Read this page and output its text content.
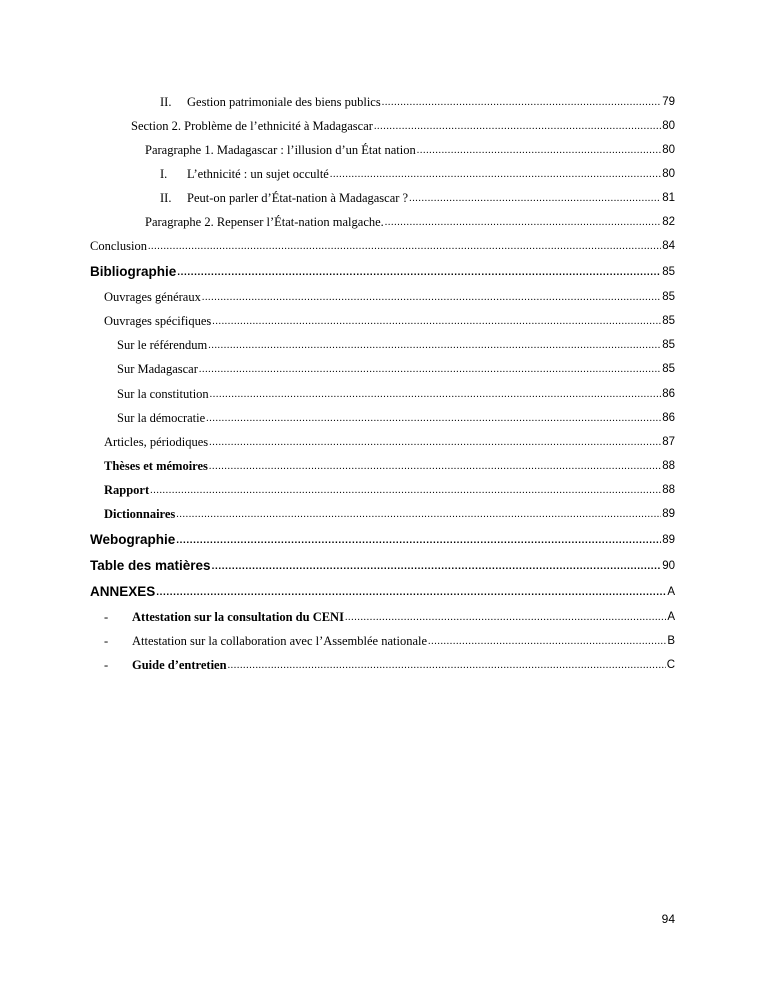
II.	Gestion patrimoniale des biens publics .....	79
Section 2. Problème de l’ethnicité à Madagascar .....	80
Paragraphe 1. Madagascar : l’illusion d’un État nation .....	80
I.	L’ethnicité : un sujet occulté .....	80
II.	Peut-on parler d’État-nation à Madagascar ? .....	81
Paragraphe 2. Repenser l’État-nation malgache. .....	82
Conclusion .....	84
Bibliographie .....	85
Ouvrages généraux .....	85
Ouvrages spécifiques .....	85
Sur le référendum .....	85
Sur Madagascar .....	85
Sur la constitution .....	86
Sur la démocratie .....	86
Articles, périodiques .....	87
Thèses et mémoires .....	88
Rapport .....	88
Dictionnaires .....	89
Webographie .....	89
Table des matières .....	90
ANNEXES .....	A
-	Attestation sur la consultation du CENI .....	A
-	Attestation sur la collaboration avec l’Assemblée nationale .....	B
-	Guide d’entretien .....	C
94
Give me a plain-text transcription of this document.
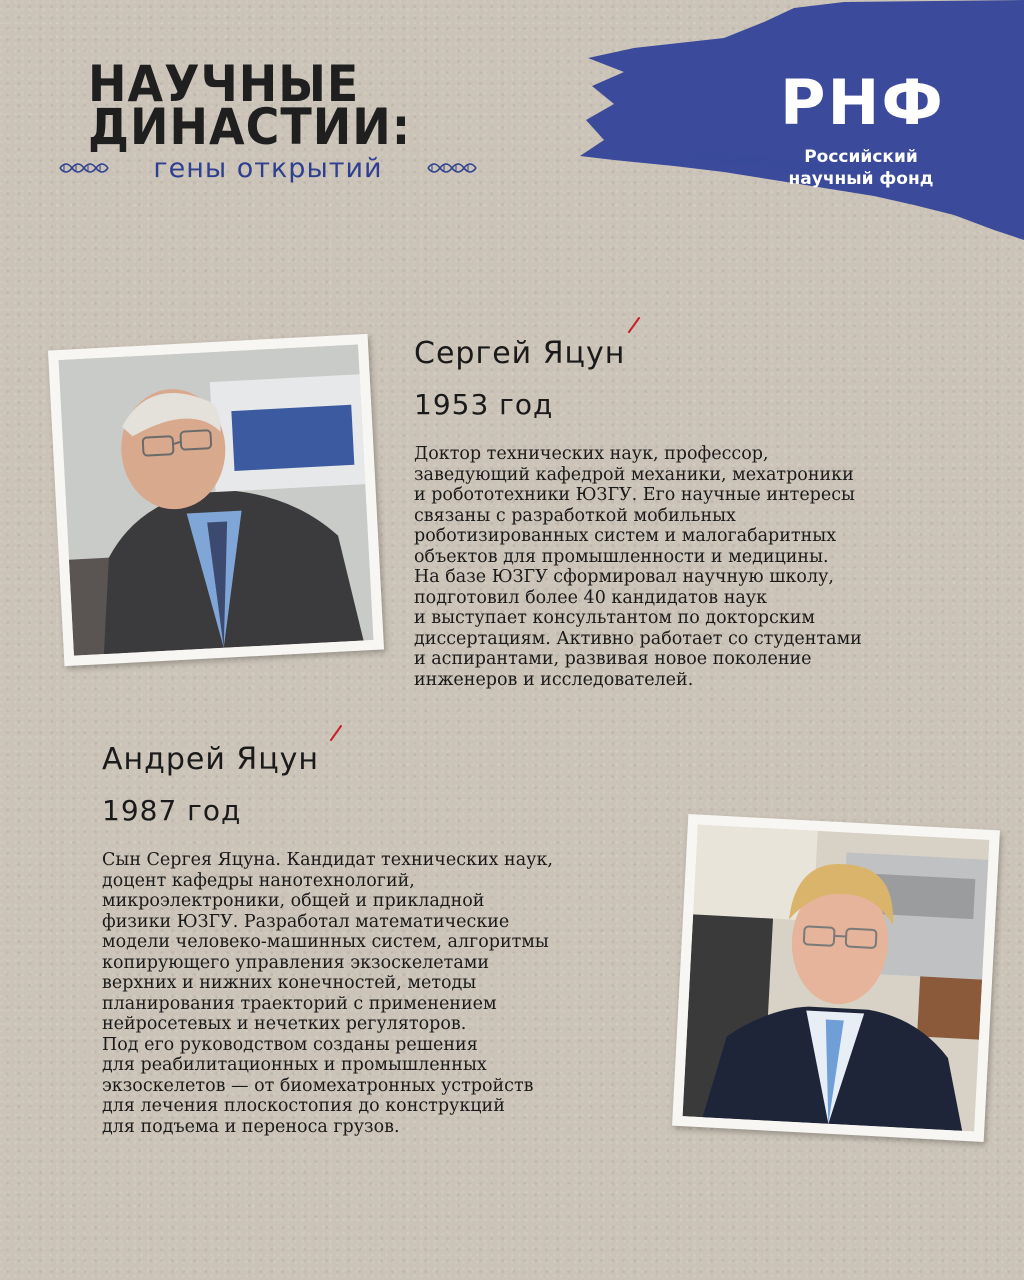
НАУЧНЫЕ
ДИНАСТИИ:
гены открытий
РНФ
Российский
научный фонд
Сергей Яцун
1953 год

Доктор технических наук, профессор,
заведующий кафедрой механики, мехатроники
и робототехники ЮЗГУ. Его научные интересы
связаны с разработкой мобильных
роботизированных систем и малогабаритных
объектов для промышленности и медицины.
На базе ЮЗГУ сформировал научную школу,
подготовил более 40 кандидатов наук
и выступает консультантом по докторским
диссертациям. Активно работает со студентами
и аспирантами, развивая новое поколение
инженеров и исследователей.

Андрей Яцун
1987 год

Сын Сергея Яцуна. Кандидат технических наук,
доцент кафедры нанотехнологий,
микроэлектроники, общей и прикладной
физики ЮЗГУ. Разработал математические
модели человеко-машинных систем, алгоритмы
копирующего управления экзоскелетами
верхних и нижних конечностей, методы
планирования траекторий с применением
нейросетевых и нечетких регуляторов.
Под его руководством созданы решения
для реабилитационных и промышленных
экзоскелетов — от биомехатронных устройств
для лечения плоскостопия до конструкций
для подъема и переноса грузов.
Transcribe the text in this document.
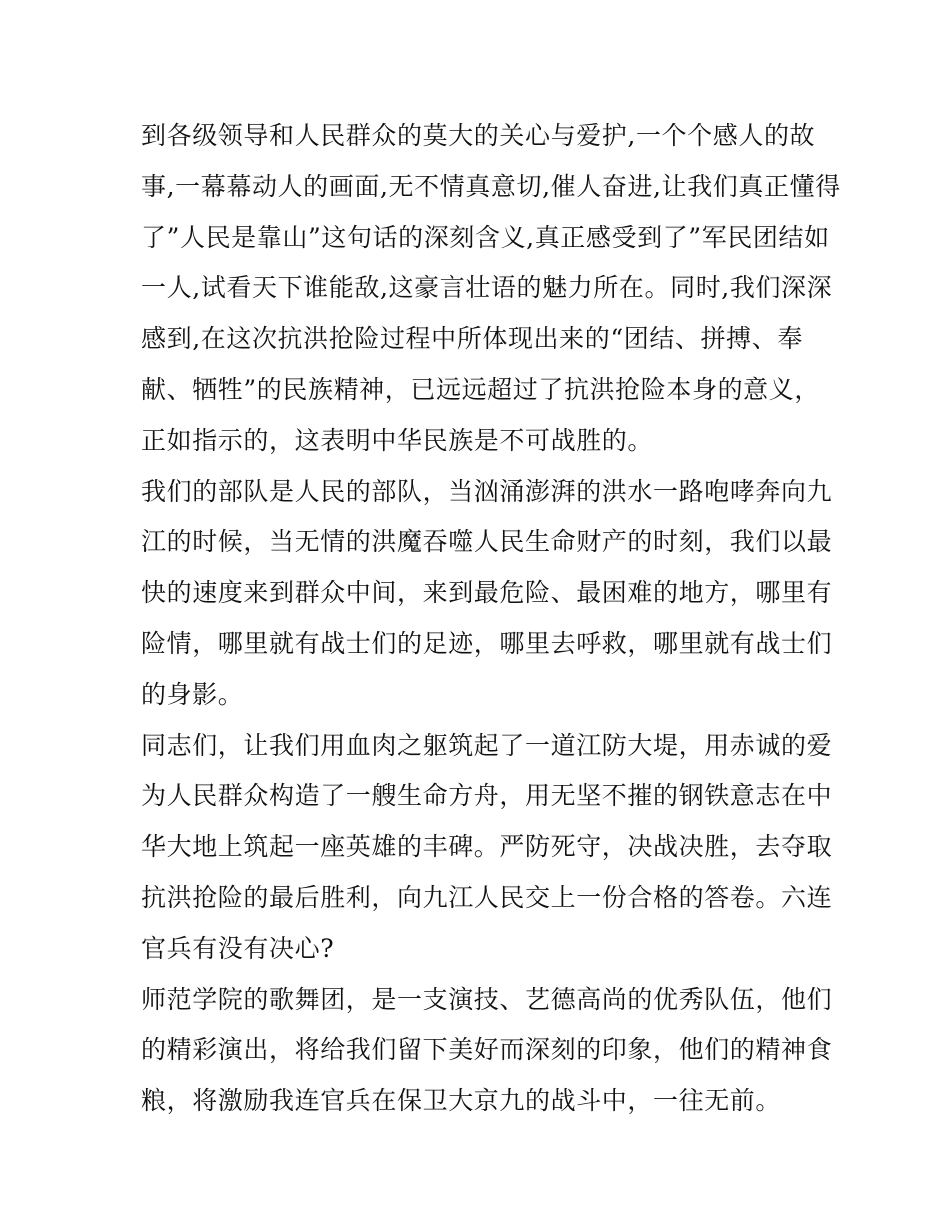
到各级领导和人民群众的莫大的关心与爱护,一个个感人的故
事,一幕幕动人的画面,无不情真意切,催人奋进,让我们真正懂得
了”人民是靠山”这句话的深刻含义,真正感受到了”军民团结如
一人,试看天下谁能敌,这豪言壮语的魅力所在。同时,我们深深
感到,在这次抗洪抢险过程中所体现出来的“团结、拼搏、奉
献、牺牲”的民族精神，已远远超过了抗洪抢险本身的意义，
正如指示的，这表明中华民族是不可战胜的。
我们的部队是人民的部队，当汹涌澎湃的洪水一路咆哮奔向九
江的时候，当无情的洪魔吞噬人民生命财产的时刻，我们以最
快的速度来到群众中间，来到最危险、最困难的地方，哪里有
险情，哪里就有战士们的足迹，哪里去呼救，哪里就有战士们
的身影。
同志们，让我们用血肉之躯筑起了一道江防大堤，用赤诚的爱
为人民群众构造了一艘生命方舟，用无坚不摧的钢铁意志在中
华大地上筑起一座英雄的丰碑。严防死守，决战决胜，去夺取
抗洪抢险的最后胜利，向九江人民交上一份合格的答卷。六连
官兵有没有决心?
师范学院的歌舞团，是一支演技、艺德高尚的优秀队伍，他们
的精彩演出，将给我们留下美好而深刻的印象，他们的精神食
粮，将激励我连官兵在保卫大京九的战斗中，一往无前。
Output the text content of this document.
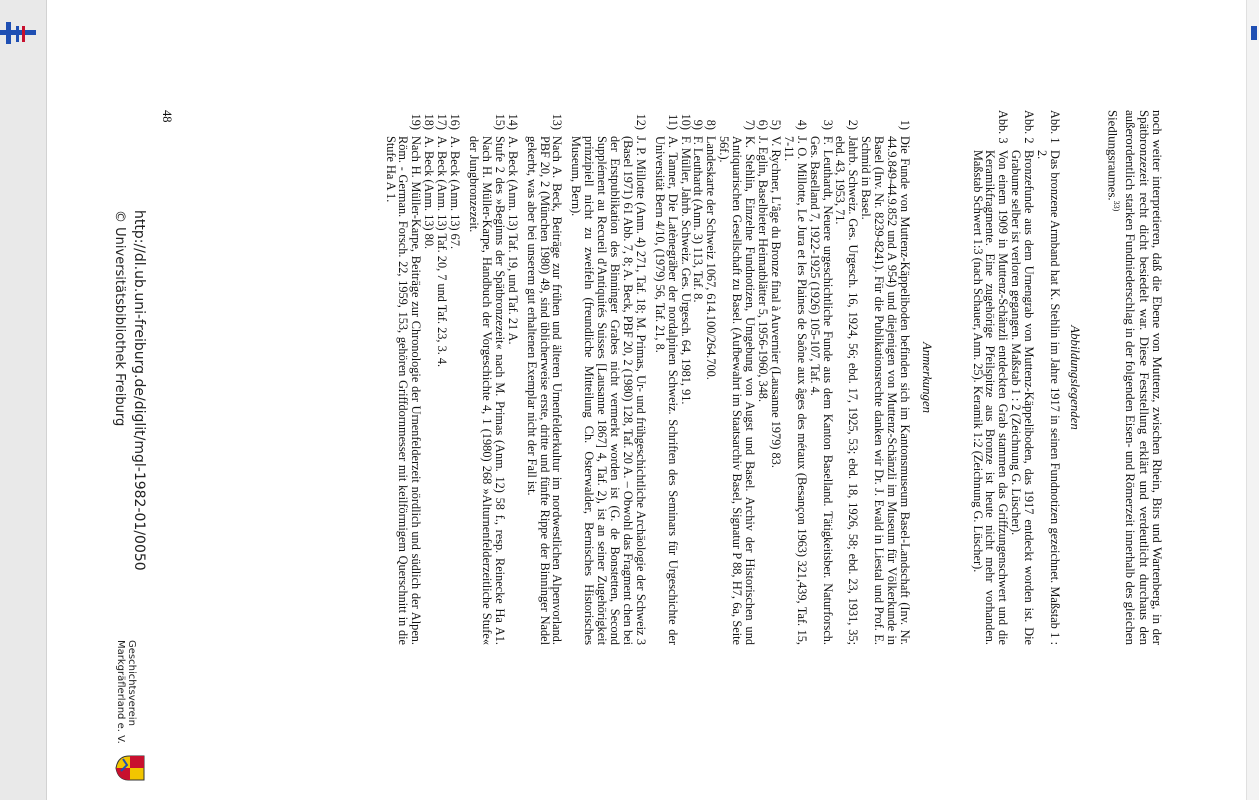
noch weiter interpretieren, daß die Ebene von Muttenz, zwischen Rhein, Birs und Wartenberg, in der Spätbronzezeit recht dicht besiedelt war. Diese Feststellung erklärt und verdeutlicht durchaus den außerordentlich starken Fundniederschlag in der folgenden Eisen- und Römerzeit innerhalb des gleichen Siedlungsraumes.$^{33)}$

Abbildungslegenden
Abb. 1
Das bronzene Armband hat K. Stehlin im Jahre 1917 in seinen Fundnotizen gezeichnet. Maßstab 1 : 2.
Abb. 2
Bronzefunde aus dem Urnengrab von Muttenz-Käppeliboden, das 1917 entdeckt worden ist. Die Grabume selber ist verloren gegangen. Maßstab 1 : 2 (Zeichnung G. Lüscher).
Abb. 3
Von einem 1909 in Muttenz-Schänzli entdeckten Grab stammen das Griffzungenschwert und die Keramikfragmente. Eine zugehörige Pfeilspitze aus Bronze ist heute nicht mehr vorhanden. Maßstab Schwert 1:3 (nach Schauer, Anm. 25). Keramik 1:2 (Zeichnung G. Lüscher).
Anmerkungen
1)
Die Funde von Muttenz-Käppeliboden befinden sich im Kantonsmuseum Basel-Landschaft (Inv. Nr. 44.9.849-44.9.852 und A 954) und diejenigen von Muttenz-Schänzli im Museum für Völkerkunde in Basel (Inv. Nr. 8239-8241). Für die Publikationsrechte danken wir Dr. J. Ewald in Liestal und Prof. E. Schmid in Basel.
2)
Jahrb. Schweiz. Ges. Urgesch. 16, 1924, 56; ebd. 17, 1925, 53; ebd. 18, 1926, 58; ebd. 23, 1931, 35; ebd. 43, 1953, 71.
3)
F. Leuthardt, Neuere urgeschichtliche Funde aus dem Kanton Baselland. Tätigkeitsber. Naturforsch. Ges. Baselland 7, 1922-1925 (1926) 105-107, Taf. 4.
4)
J. O. Millotte, Le Jura et les Plaines de Saône aux âges des métaux (Besançon 1963) 321,439, Taf. 15, 7-11.
5)
V. Rychner, L'âge du Bronze final à Auvernier (Lausanne 1979) 83.
6)
J. Eglin, Baselbieter Heimatblätter 5, 1956-1960, 348.
7)
K. Stehlin, Einzelne Fundnotizen, Umgebung von Augst und Basel. Archiv der Historischen und Antiquarischen Gesellschaft zu Basel. (Aufbewahrt im Staatsarchiv Basel, Signatur P 88, H7, 6a, Seite 56f.).
8)
Landeskarte der Schweiz 1067, 614.100/264.700.
9)
F. Leuthardt (Anm. 3) 113, Taf. 8.
10)
F. Müller, Jahrb. Schweiz. Ges. Urgesch. 64, 1981, 91.
11)
A. Tanner, Die Latènegräber der nordalpinen Schweiz. Schriften des Seminars für Urgeschichte der Universität Bern 4/10, (1979) 56, Taf. 21, 8.
12)
J. P. Millotte (Anm. 4) 271, Taf. 18; M. Primas, Ur- und frühgeschichtliche Archäologie der Schweiz 3 (Basel 1971) 61 Abb. 7, 8; A. Beck, PBF 20, 2 (1980) 128, Taf. 20 A. – Obwohl das Fragment chen bei der Erstpublikation des Binninger Grabes nicht vermerkt worden ist (G. de Bonstetten, Second Supplément au Recueil d'Antiquités Suisses [Lausanne 1867] 4, Taf. 2), ist an seiner Zugehörigkeit prinzipiell nicht zu zweifeln (freundliche Mitteilung Ch. Osterwalder, Bernisches Historisches Museum, Bern).
13)
Nach A. Beck, Beiträge zur frühen und älteren Urnenfelderkultur im nordwestlichen Alpenvorland. PBF 20, 2 (München 1980) 49, sind üblicherweise erste, dritte und fünfte Rippe der Binninger Nadel gekerbt, was aber bei unserem gut erhaltenen Exemplar nicht der Fall ist.
14)
A. Beck (Anm. 13) Taf. 19, und Taf. 21 A.
15)
Stufe 2 des »Beginns der Spätbronzezeit« nach M. Primas (Anm. 12) 58 f., resp. Reinecke Ha A1. Nach H. Müller-Karpe, Handbuch der Vorgeschichte 4, 1 (1980) 268 »Alturnenfelderzeitliche Stufe« der Jungbronzezeit.
16)
A. Beck (Anm. 13) 67.
17)
A. Beck (Anm. 13) Taf. 20, 7 und Taf. 23, 3. 4.
18)
A. Beck (Anm. 13) 80.
19)
Nach H. Müller-Karpe, Beiträge zur Chronologie der Urnenfelderzeit nördlich und südlich der Alpen. Röm. - German. Forsch. 22, 1959, 153, gehören Griffdornmesser mit keilförmigem Querschnitt in die Stufe Ha A 1.
48
http://dl.ub.uni-freiburg.de/diglit/mgl-1982-01/0050
© Universitätsbibliothek Freiburg
Geschichtsverein
Markgräflerland e. V.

········

Pick out the lines above that hold the string "Millotte" and show them.

**In response:**
J. O. Millotte, Le Jura et les Plaines de Saône aux âges des métaux (Besançon 1963) 321,439, Taf. 15, 7-11.
J. P. Millotte (Anm. 4) 271, Taf. 18; M. Primas, Ur- und frühgeschichtliche Archäologie der Schweiz 3 (Basel 1971) 61 Abb. 7, 8; A. Beck, PBF 20, 2 (1980) 128, Taf. 20 A. – Obwohl das Fragment chen bei der Erstpublikation des Binninger Grabes nicht vermerkt worden ist (G. de Bonstetten, Second Supplément au Recueil d'Antiquités Suisses [Lausanne 1867] 4, Taf. 2), ist an seiner Zugehörigkeit prinzipiell nicht zu zweifeln (freundliche Mitteilung Ch. Osterwalder, Bernisches Historisches Museum, Bern).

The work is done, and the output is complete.